# Challenge
Check each line of the entries below for the string "this"; copy every line where it appears.

# Material provided
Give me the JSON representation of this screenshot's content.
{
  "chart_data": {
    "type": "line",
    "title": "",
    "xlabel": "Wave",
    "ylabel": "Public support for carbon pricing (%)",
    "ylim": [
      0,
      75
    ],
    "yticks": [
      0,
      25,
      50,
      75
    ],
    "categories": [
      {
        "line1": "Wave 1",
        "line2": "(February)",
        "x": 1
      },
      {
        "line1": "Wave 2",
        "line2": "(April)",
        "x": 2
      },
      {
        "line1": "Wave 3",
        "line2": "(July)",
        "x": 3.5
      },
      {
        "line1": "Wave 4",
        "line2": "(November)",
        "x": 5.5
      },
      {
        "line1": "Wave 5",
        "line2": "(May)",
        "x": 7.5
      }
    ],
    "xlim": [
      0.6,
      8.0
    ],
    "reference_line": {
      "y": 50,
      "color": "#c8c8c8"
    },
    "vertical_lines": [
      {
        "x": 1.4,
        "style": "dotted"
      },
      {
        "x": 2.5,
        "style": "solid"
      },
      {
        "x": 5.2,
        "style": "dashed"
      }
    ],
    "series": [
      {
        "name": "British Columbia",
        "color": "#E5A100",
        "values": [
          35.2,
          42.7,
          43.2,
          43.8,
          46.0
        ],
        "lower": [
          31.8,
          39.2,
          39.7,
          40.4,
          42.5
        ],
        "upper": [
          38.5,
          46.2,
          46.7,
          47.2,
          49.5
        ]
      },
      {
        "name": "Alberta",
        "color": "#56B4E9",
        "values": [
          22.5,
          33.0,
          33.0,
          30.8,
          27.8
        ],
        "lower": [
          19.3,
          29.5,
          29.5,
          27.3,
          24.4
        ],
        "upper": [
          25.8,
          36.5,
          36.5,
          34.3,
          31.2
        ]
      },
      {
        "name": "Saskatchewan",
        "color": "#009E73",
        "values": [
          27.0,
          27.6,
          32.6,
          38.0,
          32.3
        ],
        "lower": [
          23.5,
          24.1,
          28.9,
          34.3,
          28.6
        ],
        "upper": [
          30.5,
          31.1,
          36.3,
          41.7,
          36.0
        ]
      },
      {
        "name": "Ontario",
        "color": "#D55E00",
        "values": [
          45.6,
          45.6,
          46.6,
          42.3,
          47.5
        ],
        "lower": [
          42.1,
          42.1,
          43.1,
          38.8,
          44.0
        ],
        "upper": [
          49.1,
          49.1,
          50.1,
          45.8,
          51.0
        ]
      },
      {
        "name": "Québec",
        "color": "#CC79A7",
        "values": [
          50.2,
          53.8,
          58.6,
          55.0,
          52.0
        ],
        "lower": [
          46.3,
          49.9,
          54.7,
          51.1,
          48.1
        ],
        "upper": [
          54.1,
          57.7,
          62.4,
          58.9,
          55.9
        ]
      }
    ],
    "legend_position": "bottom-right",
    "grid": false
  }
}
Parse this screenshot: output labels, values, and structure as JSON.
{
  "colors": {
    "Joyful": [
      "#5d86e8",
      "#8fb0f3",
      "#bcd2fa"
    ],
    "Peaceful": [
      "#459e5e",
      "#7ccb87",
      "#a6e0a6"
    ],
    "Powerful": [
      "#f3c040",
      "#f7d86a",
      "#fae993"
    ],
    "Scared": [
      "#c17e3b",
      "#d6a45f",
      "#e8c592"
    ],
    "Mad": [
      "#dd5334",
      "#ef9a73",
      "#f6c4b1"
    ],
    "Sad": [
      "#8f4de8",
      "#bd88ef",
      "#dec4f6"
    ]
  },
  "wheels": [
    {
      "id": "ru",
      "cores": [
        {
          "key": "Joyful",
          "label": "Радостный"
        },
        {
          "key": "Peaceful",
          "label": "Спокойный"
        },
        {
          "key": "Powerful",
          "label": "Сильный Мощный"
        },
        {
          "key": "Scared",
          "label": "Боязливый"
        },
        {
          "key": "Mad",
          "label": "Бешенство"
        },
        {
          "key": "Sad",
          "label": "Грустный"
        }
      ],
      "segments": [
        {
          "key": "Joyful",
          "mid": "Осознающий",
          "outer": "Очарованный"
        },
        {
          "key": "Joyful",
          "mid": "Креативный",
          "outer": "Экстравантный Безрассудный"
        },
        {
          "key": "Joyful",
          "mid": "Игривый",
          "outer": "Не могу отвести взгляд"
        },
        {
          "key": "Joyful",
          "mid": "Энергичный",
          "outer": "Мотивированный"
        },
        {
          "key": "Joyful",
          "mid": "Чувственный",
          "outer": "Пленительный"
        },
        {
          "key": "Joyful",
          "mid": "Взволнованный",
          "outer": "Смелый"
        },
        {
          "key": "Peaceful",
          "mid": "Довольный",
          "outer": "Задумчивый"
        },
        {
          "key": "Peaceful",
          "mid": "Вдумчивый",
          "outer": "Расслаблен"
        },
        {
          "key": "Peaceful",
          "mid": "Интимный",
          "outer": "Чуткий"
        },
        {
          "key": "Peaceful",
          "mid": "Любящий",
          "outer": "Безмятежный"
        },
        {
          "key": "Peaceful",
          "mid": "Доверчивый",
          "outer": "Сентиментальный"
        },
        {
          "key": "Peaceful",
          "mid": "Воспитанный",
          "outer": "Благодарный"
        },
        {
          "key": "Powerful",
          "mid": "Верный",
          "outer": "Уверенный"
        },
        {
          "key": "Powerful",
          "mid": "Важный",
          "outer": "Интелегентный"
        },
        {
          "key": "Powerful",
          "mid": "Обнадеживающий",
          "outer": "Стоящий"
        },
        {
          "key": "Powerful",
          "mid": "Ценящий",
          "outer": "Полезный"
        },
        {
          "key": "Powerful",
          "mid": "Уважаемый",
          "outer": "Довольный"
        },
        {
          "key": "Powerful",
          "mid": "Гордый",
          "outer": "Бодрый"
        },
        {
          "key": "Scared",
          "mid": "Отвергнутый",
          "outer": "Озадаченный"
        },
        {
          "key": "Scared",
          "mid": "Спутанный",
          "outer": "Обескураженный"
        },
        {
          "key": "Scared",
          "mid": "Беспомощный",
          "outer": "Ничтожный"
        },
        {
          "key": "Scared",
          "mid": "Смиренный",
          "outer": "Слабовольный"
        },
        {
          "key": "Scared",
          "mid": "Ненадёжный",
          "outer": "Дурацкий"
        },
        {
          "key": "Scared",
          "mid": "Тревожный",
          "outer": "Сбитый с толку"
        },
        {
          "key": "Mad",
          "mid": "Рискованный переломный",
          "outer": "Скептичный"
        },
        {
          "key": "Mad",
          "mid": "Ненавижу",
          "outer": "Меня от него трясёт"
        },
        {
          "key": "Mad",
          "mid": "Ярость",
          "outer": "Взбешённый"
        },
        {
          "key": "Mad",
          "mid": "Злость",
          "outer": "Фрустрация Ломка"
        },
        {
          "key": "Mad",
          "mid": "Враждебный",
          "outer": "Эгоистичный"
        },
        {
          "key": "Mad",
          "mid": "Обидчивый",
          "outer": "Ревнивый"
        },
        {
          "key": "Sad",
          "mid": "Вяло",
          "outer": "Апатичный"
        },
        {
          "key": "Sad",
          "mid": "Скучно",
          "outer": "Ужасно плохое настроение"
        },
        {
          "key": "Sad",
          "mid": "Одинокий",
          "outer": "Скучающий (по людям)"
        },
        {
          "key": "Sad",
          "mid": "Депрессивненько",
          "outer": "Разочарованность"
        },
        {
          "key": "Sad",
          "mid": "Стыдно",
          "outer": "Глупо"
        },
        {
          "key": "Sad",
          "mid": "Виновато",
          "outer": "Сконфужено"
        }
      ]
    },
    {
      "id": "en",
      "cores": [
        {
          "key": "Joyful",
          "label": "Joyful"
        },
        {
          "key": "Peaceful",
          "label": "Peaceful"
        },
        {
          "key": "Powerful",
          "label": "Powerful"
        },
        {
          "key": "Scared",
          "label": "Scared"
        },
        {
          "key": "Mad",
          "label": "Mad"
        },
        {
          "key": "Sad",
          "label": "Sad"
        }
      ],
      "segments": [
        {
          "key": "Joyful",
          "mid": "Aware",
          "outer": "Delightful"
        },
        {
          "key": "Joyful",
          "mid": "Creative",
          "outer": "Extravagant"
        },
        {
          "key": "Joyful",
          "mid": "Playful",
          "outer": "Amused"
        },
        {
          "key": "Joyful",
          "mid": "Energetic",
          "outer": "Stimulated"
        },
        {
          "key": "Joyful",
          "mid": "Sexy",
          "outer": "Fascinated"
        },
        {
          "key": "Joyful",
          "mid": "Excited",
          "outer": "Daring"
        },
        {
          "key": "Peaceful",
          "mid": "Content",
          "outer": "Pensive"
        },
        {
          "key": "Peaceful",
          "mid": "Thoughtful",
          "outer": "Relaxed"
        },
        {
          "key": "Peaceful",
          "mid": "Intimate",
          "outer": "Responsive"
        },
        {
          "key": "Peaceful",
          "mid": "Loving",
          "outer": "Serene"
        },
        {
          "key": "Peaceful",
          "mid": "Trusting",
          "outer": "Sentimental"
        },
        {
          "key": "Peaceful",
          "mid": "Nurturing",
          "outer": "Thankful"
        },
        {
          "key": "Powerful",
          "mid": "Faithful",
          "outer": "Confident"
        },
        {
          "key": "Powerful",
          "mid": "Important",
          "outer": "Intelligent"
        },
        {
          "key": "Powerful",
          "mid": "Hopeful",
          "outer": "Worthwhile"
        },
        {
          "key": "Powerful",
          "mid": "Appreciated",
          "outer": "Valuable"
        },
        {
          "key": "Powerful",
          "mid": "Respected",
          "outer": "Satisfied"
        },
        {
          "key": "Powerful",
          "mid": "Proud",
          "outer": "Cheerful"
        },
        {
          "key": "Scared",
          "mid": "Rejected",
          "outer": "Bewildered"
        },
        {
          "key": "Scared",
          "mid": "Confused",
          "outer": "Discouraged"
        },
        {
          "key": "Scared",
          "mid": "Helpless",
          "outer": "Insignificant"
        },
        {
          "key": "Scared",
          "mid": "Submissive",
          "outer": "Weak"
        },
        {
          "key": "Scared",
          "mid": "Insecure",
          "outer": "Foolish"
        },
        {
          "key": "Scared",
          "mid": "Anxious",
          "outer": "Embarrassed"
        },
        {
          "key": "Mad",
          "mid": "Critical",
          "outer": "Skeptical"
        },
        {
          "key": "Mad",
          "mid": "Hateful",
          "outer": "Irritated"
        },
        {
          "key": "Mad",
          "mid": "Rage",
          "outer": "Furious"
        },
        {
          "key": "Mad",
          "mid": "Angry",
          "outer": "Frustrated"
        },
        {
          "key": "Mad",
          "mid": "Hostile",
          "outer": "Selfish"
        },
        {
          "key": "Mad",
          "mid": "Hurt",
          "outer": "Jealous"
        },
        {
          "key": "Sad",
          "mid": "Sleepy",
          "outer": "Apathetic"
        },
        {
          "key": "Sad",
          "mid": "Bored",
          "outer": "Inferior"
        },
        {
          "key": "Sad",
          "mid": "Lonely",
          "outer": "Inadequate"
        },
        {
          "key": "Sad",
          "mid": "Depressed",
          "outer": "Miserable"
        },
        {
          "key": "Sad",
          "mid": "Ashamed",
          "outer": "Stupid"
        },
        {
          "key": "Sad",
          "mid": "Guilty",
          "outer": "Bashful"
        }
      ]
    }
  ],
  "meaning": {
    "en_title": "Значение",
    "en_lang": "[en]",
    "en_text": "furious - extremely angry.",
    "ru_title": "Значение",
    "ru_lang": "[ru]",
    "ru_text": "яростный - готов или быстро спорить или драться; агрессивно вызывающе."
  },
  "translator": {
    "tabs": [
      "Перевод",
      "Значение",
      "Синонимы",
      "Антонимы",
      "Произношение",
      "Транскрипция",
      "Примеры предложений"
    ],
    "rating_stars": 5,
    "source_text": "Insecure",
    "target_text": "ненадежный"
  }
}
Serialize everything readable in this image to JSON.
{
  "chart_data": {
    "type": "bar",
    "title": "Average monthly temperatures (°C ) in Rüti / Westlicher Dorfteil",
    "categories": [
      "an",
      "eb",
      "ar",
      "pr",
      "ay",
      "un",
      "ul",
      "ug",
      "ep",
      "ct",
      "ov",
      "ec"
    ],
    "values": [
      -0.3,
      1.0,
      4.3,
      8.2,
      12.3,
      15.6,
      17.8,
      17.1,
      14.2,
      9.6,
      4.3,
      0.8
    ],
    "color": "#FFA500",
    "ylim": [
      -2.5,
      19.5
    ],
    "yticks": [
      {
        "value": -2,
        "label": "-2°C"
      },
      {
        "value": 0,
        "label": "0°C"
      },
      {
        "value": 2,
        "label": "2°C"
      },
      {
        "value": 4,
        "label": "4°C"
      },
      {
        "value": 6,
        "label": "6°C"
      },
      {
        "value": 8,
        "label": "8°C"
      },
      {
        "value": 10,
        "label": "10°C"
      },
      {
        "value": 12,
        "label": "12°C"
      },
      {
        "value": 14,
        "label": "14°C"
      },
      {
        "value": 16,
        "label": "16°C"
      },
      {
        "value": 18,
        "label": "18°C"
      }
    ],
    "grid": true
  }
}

# Completed task
Give me the JSON representation of this screenshot's content.
Parse this screenshot: output labels, values, and structure as JSON.
Serialize everything readable in this image to JSON.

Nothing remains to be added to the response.